** BEGIN Text extract **

A former colleague, Geoffrey Moore, touches upon the idea of success and innovation in his new book, Escape Velocity.  He lays out a smart systematic approach called the “The Hierarchy of Powers” that challenges organizations to look at the whole company from a success vector.  As he drills down, he shares tools and models that set the stage for large companies to be innovation friendly and carve a path that will ultimately garner greater profits.

How do you measure the progress of an innovative product?  Unfortunately new innovation typically dies before it comes to market.  Whether using the inside or outside path mentioned earlier, companies with good intentions embrace an idea and run forward.  To curate innovation from within a corporate environment a tipping point approach is recommended.  Moore discusses tipping point execution as a means toward success.  Simply described, step one  establishes  a model with set project indicators and metrics to measure progress, and step two, creates a milestone-based plan that is formulated working backwards from the desired end result.   If a tipping point approach is not considered, innovators typically enter a vicious cycle of reselling the idea to senior management whereas the effort becomes defocused then dies.  In addition, the tipping point methodology is quite versatile and can be applied to products entering markets where social media increasingly plays an influential role — tapping into peer communities.  Peer group influence can push products in or out of favor and move the “why to buy” to the “I have to buy” tipping point.

** END Text extract **
** BEGIN Record excerpts **

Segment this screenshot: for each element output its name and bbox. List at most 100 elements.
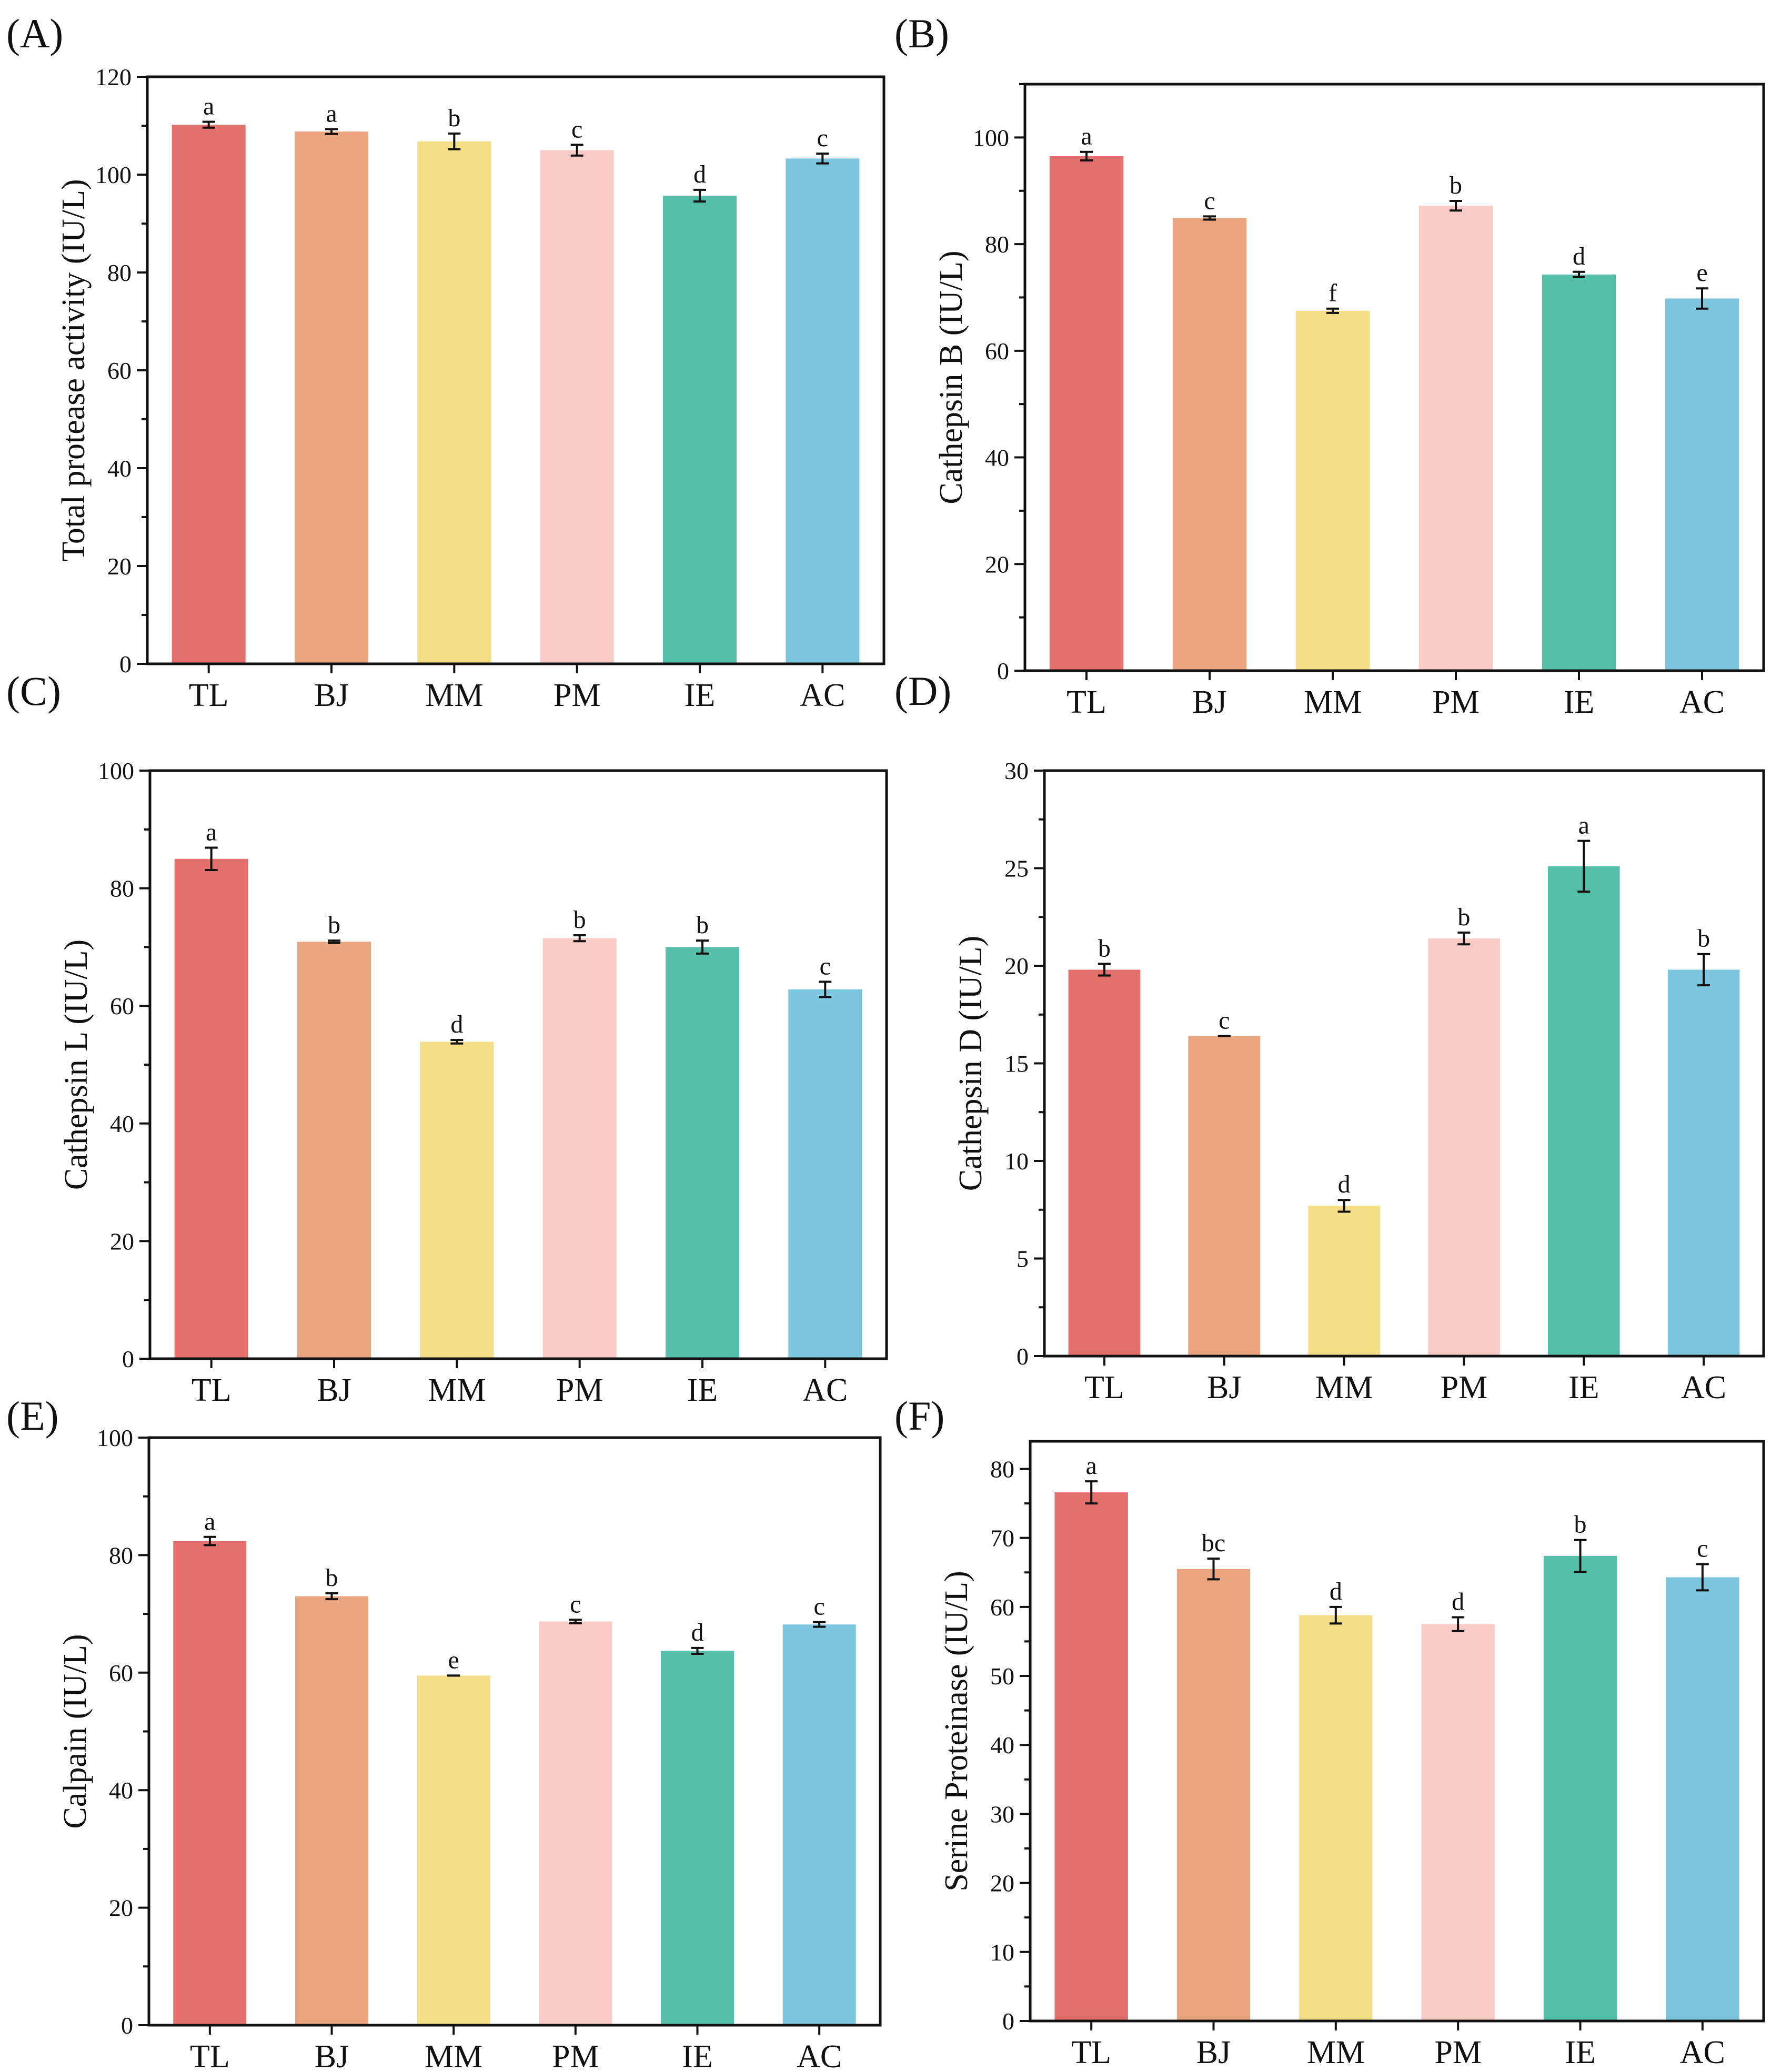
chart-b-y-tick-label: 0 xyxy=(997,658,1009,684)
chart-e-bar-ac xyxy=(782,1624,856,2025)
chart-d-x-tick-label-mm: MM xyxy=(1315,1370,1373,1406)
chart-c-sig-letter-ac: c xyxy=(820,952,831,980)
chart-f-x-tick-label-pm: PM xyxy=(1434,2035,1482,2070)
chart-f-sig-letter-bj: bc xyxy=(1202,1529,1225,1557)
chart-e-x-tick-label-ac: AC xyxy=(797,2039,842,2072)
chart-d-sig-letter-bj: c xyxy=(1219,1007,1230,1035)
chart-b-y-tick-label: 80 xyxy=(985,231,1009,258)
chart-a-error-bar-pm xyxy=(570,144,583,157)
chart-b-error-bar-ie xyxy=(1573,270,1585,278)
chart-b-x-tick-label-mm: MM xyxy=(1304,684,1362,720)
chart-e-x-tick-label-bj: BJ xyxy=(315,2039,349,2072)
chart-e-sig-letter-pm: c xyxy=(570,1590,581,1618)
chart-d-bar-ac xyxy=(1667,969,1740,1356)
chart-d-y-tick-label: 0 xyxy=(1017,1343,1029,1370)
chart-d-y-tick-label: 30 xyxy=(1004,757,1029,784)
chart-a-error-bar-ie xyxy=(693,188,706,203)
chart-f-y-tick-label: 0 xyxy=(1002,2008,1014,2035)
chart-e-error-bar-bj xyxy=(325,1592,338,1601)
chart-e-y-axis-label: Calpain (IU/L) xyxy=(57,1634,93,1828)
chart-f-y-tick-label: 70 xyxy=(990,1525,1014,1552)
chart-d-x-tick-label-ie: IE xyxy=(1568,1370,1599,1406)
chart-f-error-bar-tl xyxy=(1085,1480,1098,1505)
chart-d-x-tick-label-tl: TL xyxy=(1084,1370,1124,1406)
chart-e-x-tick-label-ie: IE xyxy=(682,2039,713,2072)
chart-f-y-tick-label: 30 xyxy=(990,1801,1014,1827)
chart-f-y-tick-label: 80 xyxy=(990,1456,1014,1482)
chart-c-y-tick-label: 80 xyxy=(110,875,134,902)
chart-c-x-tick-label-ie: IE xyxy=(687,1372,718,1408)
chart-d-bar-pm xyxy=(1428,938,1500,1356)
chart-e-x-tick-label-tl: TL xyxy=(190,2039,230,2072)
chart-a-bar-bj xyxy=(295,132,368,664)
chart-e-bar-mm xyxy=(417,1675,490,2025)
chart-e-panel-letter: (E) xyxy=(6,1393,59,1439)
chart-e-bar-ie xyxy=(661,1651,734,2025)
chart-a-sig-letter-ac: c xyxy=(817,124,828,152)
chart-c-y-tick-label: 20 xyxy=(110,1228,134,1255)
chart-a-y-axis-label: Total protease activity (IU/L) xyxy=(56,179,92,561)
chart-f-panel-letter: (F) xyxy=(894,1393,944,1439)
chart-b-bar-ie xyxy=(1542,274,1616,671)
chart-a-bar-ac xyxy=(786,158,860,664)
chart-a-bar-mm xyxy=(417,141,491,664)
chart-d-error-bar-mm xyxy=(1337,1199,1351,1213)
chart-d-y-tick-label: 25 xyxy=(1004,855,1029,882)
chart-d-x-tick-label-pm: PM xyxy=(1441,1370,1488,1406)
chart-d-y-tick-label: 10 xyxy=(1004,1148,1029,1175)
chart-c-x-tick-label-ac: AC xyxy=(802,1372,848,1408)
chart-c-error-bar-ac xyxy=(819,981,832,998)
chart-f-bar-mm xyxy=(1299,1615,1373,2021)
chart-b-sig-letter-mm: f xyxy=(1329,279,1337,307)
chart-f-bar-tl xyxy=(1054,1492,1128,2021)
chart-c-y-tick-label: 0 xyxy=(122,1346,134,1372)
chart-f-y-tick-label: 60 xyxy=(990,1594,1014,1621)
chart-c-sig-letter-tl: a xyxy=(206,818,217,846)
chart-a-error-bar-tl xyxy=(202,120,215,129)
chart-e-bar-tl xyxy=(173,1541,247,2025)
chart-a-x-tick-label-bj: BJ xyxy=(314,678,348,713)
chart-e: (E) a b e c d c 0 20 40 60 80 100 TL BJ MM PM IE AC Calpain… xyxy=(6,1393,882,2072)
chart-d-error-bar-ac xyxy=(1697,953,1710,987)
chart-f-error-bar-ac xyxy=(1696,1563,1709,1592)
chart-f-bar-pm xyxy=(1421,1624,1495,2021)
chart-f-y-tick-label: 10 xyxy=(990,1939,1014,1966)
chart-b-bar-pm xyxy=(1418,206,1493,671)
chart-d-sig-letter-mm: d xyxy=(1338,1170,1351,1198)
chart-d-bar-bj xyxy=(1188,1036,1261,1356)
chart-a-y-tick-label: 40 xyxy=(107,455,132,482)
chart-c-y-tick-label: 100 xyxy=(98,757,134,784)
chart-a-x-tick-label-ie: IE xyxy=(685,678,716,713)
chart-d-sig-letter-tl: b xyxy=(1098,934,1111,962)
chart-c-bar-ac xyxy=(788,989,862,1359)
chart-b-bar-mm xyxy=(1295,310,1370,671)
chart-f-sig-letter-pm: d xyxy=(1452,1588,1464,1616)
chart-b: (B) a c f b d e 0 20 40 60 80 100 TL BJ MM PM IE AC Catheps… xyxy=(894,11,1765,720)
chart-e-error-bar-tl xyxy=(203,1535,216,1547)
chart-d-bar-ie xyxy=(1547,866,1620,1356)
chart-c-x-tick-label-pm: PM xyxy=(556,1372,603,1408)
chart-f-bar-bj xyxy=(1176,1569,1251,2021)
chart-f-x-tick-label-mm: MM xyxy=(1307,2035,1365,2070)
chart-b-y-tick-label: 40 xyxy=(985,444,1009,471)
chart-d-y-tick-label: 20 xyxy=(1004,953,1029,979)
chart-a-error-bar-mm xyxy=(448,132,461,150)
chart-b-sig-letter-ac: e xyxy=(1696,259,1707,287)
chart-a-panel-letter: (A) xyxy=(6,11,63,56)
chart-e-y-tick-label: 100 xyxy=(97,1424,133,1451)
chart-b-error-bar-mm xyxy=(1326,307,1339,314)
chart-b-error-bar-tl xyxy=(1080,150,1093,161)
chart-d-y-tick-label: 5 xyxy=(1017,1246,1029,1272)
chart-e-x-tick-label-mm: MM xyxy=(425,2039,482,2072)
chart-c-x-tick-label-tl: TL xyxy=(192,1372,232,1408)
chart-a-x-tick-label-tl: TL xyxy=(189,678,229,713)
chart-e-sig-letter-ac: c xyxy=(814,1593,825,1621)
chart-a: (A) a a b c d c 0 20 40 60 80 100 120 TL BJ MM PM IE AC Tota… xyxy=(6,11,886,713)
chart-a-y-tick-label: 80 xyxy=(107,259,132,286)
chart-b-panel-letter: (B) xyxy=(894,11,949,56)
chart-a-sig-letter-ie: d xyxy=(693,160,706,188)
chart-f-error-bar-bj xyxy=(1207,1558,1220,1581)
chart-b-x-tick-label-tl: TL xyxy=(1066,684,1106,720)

** END Record excerpts **

→ **The tasks**
1. Please echo the part of the innovation passage from "A former colleague, Geoffrey" to "garner greater profits.".
2. List every phrase that the innovation passage sets in quotation marks.
3. According to the innovation passage, what does step two of the tipping point approach create?

→ **Responses to the tasks**
1.
A former colleague, Geoffrey Moore, touches upon the idea of success and innovation in his new book, Escape Velocity.  He lays out a smart systematic approach called the “The Hierarchy of Powers” that challenges organizations to look at the whole company from a success vector.  As he drills down, he shares tools and models that set the stage for large companies to be innovation friendly and carve a path that will ultimately garner greater profits.

2.
- The Hierarchy of Powers
- why to buy
- I have to buy

3. A milestone-based plan formulated working backwards from the desired end result.